* Start DATA SHOWN *

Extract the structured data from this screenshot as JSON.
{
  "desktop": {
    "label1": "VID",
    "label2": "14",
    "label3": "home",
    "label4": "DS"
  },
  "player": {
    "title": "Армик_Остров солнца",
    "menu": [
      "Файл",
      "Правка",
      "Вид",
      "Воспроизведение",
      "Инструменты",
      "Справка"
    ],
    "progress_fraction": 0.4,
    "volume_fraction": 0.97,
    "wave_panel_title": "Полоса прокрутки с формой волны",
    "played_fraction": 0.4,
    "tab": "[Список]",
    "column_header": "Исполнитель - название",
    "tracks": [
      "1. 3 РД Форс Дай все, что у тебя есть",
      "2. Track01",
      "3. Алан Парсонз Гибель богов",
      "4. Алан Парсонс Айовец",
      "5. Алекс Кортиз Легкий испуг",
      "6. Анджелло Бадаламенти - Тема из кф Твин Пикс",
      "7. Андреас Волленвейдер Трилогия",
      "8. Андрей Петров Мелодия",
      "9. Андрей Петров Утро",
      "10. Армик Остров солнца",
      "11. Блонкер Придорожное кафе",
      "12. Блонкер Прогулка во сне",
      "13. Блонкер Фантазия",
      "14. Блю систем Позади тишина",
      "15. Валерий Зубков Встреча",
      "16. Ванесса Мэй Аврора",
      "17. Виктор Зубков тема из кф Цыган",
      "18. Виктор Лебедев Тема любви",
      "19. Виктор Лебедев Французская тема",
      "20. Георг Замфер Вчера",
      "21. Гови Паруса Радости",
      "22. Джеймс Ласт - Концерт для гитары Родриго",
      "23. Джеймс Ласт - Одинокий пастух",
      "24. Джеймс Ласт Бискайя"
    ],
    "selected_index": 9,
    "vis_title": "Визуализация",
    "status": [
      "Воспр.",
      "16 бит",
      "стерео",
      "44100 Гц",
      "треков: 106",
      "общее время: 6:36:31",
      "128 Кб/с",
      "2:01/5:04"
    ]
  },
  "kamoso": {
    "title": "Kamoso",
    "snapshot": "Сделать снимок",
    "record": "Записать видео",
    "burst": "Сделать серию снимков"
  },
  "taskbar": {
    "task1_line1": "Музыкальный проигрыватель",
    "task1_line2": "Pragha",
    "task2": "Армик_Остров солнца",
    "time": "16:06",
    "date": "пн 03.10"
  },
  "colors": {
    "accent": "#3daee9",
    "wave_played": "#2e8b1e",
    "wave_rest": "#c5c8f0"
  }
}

* End DATA SHOWN *

OBJECTIVE >> Within the listing above, find every line containing the string "Сделать" and return it.

FULL ANSWER >>
    "snapshot": "Сделать снимок",
    "burst": "Сделать серию снимков"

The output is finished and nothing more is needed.